Give every line from the entries that contains "Count".

Start of Provided information

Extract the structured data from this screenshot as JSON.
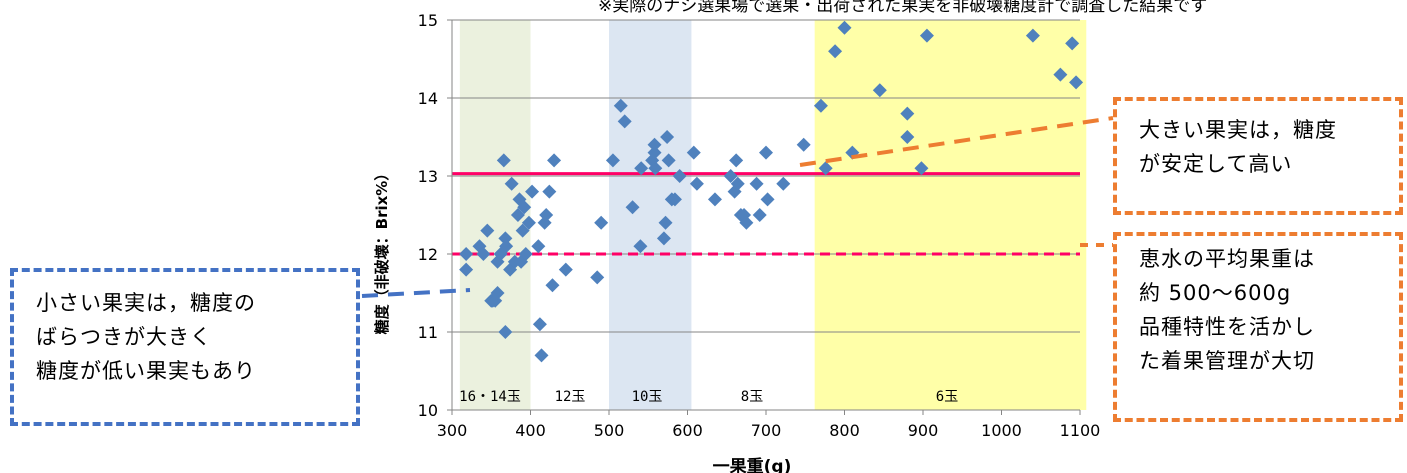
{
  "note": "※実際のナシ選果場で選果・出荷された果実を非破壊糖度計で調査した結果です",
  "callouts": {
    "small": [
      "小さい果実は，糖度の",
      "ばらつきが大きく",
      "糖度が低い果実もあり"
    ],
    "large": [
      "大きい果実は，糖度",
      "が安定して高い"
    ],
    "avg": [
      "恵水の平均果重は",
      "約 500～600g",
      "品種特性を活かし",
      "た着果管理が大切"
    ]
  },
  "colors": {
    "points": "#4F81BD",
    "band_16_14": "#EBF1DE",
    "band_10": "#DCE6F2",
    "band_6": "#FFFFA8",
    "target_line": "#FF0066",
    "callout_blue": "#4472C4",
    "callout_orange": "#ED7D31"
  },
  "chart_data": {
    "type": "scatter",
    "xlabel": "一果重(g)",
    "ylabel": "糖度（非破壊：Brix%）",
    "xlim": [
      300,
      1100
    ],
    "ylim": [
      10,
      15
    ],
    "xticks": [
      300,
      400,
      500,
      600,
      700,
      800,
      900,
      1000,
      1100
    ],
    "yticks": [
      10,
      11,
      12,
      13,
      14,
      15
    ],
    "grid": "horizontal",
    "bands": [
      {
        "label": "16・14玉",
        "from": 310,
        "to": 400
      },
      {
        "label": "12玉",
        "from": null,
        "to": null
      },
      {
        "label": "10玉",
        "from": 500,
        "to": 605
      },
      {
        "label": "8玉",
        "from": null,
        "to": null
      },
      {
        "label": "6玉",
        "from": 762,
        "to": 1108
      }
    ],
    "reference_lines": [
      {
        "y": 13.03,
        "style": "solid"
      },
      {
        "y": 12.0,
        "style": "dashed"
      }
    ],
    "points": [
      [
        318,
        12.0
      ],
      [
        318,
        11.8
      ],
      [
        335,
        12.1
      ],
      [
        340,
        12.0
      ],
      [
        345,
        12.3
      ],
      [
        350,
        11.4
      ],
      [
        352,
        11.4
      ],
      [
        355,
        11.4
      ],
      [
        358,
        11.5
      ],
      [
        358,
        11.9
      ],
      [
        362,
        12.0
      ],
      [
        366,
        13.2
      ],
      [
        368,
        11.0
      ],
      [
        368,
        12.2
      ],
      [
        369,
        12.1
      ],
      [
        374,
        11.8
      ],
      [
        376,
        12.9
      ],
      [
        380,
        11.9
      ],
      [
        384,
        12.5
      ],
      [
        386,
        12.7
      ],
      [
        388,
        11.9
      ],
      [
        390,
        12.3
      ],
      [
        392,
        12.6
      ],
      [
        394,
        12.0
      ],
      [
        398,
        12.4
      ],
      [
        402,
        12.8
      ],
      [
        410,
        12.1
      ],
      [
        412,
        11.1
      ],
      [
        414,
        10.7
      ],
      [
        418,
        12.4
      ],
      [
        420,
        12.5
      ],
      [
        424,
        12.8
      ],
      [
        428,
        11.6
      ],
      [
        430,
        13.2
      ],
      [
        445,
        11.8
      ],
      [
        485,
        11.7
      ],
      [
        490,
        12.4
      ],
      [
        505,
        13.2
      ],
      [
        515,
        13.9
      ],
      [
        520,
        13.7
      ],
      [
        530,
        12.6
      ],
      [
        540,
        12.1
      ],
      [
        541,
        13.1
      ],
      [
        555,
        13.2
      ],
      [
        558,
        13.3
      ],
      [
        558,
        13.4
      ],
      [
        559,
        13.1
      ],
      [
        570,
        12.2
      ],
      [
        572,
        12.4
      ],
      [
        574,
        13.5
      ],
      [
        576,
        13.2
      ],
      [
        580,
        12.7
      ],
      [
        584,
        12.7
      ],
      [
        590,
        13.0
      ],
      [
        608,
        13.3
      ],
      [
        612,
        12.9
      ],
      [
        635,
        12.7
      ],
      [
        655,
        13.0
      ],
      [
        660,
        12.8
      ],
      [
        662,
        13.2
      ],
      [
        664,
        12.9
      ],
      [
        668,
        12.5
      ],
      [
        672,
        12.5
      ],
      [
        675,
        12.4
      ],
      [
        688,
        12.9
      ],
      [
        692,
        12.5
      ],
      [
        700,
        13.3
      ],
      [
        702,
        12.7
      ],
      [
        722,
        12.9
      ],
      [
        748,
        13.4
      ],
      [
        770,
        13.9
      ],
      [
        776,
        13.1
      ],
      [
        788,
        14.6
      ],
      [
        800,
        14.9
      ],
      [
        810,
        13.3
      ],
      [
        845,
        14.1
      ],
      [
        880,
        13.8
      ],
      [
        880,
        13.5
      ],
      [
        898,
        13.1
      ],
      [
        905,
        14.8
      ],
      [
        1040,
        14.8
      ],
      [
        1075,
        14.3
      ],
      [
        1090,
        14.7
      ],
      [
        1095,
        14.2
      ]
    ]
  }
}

End of Provided information
Start of Provided information

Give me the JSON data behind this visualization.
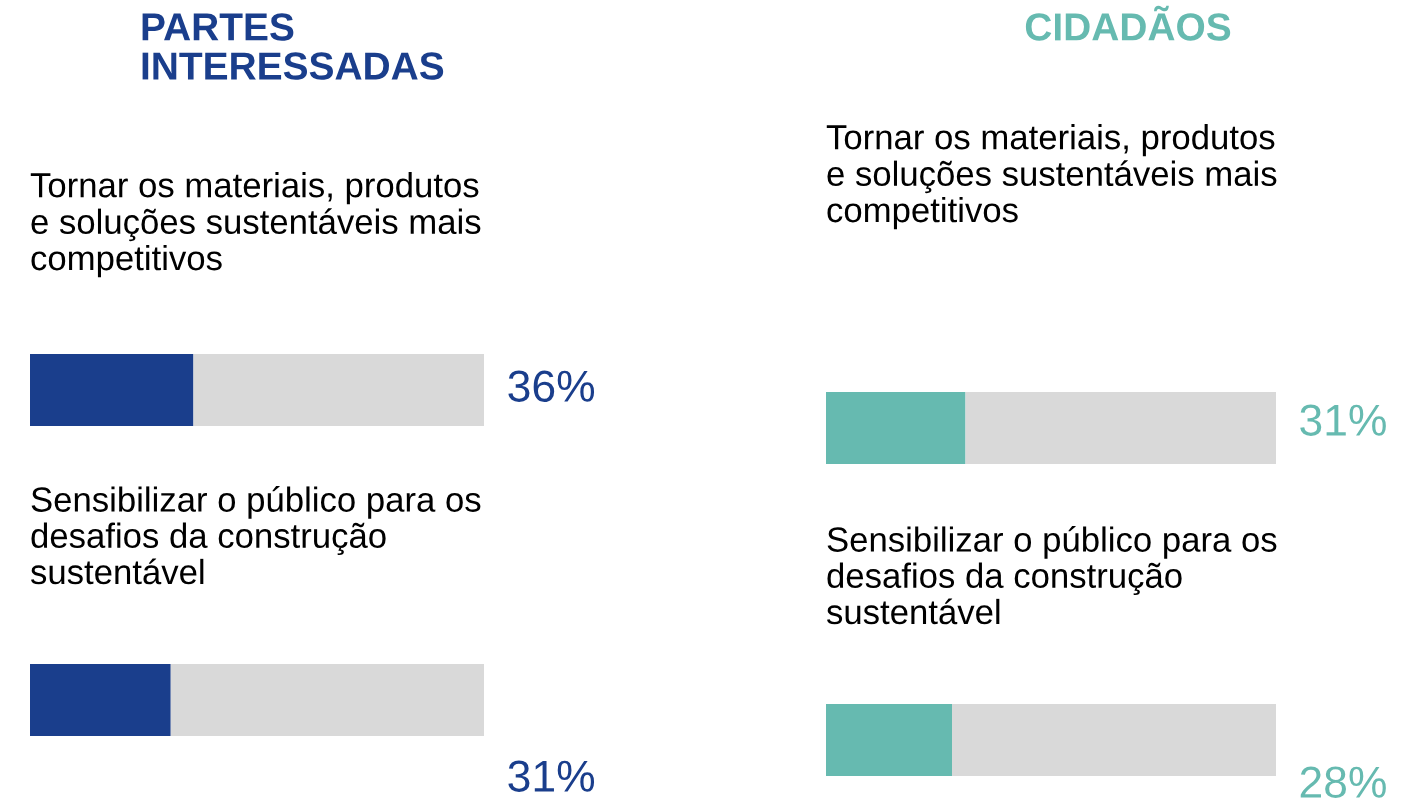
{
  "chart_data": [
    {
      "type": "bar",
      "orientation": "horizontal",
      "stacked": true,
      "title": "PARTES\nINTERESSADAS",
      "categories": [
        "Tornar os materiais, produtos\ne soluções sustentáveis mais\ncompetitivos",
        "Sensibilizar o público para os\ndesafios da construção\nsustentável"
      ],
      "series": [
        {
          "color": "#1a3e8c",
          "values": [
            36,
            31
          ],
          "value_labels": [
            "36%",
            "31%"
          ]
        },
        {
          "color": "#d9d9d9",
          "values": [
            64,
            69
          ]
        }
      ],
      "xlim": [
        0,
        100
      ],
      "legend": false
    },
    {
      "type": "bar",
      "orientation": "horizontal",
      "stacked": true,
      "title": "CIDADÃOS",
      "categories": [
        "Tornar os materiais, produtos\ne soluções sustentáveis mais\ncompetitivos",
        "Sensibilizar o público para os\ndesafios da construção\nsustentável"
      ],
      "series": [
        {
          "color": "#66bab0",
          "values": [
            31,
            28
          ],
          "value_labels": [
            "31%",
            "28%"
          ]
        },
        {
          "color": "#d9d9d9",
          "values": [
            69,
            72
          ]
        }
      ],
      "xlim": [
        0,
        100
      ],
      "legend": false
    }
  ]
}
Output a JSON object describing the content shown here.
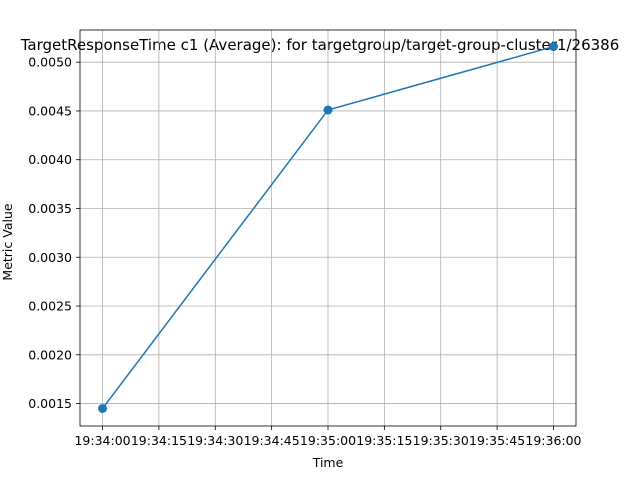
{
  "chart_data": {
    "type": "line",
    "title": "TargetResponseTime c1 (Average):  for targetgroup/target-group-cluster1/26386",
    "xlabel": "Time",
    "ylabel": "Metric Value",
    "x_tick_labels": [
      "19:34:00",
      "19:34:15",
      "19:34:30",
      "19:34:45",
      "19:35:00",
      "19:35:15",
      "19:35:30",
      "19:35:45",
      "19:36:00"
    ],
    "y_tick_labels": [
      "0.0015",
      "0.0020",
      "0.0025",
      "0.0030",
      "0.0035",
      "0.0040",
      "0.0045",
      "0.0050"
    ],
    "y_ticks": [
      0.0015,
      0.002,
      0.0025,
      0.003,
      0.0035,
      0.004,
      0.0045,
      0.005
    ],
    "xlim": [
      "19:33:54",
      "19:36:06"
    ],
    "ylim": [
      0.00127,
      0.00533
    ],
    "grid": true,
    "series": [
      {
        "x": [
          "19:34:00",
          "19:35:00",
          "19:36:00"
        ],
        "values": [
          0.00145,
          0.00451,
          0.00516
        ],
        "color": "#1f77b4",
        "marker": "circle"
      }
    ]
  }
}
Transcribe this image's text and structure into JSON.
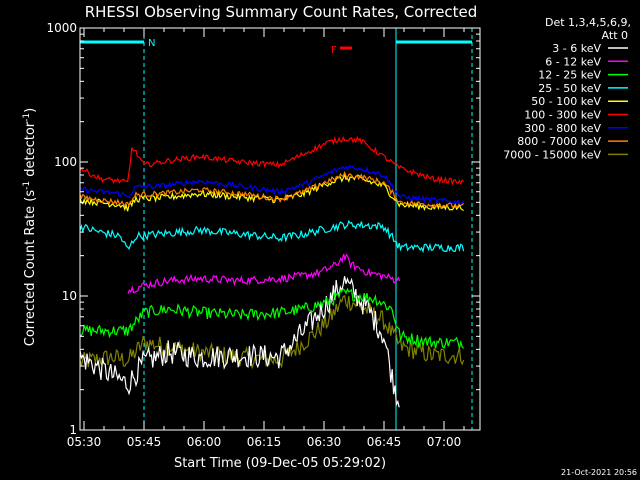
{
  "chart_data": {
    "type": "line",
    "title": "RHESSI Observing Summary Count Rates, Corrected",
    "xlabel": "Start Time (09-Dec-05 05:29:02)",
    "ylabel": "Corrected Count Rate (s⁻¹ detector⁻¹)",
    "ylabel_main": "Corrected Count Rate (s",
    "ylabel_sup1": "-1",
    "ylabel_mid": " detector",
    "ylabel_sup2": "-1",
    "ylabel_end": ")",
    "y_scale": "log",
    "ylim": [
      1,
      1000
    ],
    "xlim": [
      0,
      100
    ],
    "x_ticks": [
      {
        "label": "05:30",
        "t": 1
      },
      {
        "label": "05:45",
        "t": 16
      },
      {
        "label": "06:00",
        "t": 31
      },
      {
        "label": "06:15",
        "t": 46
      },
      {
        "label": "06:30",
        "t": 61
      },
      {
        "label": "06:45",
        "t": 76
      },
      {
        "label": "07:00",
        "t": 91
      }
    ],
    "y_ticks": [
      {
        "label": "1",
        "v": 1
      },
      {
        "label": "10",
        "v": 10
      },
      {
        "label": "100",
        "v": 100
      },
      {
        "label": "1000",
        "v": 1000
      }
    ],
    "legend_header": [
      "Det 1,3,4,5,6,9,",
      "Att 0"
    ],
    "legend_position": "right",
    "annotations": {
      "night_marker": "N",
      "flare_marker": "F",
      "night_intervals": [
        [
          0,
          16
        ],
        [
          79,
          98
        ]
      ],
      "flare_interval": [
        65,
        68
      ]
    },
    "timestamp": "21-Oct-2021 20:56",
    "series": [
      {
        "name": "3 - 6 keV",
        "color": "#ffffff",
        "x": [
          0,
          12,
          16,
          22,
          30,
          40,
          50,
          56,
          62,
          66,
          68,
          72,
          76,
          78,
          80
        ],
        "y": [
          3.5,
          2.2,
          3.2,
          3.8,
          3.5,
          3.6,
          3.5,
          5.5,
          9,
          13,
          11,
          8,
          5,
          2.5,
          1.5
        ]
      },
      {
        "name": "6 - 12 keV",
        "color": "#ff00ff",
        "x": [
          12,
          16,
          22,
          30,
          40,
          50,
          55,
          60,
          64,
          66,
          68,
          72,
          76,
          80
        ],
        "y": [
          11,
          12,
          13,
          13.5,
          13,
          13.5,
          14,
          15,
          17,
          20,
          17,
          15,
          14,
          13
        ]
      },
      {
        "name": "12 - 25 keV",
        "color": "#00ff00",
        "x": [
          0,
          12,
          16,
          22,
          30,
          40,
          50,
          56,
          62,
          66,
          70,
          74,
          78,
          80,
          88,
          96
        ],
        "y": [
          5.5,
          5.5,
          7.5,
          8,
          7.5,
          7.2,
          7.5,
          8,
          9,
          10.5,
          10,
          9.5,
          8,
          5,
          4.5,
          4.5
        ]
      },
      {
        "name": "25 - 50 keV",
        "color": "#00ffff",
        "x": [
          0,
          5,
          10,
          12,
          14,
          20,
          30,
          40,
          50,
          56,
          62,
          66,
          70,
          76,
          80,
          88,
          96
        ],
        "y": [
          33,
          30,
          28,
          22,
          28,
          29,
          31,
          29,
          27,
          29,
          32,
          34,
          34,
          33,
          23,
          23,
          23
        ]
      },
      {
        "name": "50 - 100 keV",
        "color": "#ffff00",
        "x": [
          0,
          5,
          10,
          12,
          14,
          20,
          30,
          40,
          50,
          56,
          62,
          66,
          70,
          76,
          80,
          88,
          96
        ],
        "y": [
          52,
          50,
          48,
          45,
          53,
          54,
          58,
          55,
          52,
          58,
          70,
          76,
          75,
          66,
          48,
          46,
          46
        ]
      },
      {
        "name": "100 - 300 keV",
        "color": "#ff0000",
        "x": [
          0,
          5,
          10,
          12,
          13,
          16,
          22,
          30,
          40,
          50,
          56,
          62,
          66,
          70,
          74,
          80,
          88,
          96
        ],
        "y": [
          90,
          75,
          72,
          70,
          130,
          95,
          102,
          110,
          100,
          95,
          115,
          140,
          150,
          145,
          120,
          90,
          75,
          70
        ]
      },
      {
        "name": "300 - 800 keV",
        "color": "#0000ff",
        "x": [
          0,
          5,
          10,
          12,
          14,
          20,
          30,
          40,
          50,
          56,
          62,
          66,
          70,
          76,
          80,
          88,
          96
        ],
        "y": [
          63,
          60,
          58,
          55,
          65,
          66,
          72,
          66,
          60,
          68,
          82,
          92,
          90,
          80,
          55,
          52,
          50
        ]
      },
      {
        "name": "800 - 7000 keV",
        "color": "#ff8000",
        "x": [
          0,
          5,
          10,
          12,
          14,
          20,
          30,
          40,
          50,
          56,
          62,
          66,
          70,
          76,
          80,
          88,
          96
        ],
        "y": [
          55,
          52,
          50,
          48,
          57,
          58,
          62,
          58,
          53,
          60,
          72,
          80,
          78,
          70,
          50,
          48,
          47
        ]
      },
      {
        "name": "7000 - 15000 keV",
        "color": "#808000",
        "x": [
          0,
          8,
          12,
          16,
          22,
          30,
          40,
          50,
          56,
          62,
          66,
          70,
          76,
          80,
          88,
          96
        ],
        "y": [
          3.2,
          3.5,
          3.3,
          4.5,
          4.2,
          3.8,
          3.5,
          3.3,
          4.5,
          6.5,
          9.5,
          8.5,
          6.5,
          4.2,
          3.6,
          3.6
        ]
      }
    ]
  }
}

End of Provided information
Start of Provided information

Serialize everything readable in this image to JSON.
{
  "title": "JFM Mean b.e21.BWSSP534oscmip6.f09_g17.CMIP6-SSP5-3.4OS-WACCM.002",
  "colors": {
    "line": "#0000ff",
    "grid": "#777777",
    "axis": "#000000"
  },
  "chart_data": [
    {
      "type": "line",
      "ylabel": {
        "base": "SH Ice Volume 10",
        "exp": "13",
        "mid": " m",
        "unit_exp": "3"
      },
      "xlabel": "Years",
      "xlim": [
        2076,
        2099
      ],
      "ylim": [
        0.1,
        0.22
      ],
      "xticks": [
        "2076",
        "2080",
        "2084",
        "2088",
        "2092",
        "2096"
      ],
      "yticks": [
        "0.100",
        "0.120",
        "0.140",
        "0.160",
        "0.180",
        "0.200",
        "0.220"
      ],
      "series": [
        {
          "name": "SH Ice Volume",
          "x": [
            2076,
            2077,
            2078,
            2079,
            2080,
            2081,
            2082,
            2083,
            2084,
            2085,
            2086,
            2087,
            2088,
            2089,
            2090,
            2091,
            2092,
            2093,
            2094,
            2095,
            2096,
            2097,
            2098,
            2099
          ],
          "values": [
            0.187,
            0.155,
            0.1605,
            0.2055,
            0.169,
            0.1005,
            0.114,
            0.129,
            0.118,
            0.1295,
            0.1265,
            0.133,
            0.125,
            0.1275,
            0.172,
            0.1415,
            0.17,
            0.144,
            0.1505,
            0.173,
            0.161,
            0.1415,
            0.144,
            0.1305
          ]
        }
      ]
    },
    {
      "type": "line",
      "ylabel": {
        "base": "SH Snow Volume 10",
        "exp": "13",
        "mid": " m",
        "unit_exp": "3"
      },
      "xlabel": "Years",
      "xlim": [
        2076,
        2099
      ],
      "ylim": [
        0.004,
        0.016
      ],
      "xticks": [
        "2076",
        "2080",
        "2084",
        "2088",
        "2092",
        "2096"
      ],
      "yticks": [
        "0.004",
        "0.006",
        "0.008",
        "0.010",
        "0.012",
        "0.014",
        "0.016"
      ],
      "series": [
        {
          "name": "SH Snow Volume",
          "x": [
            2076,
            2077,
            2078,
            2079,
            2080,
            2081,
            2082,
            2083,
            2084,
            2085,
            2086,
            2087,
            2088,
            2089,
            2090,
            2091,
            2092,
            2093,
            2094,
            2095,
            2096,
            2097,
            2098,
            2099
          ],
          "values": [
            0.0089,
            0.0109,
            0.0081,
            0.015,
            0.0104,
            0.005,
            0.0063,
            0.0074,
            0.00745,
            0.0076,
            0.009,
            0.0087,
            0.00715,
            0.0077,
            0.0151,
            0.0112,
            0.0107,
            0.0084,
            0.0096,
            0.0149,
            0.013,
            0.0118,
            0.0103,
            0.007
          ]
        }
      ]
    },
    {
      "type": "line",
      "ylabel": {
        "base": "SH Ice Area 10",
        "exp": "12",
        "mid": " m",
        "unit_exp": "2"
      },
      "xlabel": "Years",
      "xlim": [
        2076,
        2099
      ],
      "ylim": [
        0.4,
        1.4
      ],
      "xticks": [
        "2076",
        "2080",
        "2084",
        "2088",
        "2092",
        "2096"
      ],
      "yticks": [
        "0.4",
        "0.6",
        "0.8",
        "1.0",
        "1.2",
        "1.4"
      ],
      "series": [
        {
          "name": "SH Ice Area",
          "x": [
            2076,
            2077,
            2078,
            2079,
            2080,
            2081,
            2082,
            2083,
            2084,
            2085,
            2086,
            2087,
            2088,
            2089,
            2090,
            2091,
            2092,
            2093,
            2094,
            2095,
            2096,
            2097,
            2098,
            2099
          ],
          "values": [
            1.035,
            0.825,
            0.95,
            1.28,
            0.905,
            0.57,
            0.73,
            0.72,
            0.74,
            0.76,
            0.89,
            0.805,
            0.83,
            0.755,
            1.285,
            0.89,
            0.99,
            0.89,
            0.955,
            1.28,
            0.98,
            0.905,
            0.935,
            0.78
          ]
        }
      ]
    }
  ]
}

End of Provided information

### The response
    "title": "RHESSI Observing Summary Count Rates, Corrected",
    "ylabel": "Corrected Count Rate (s⁻¹ detector⁻¹)",
    "ylabel_main": "Corrected Count Rate (s",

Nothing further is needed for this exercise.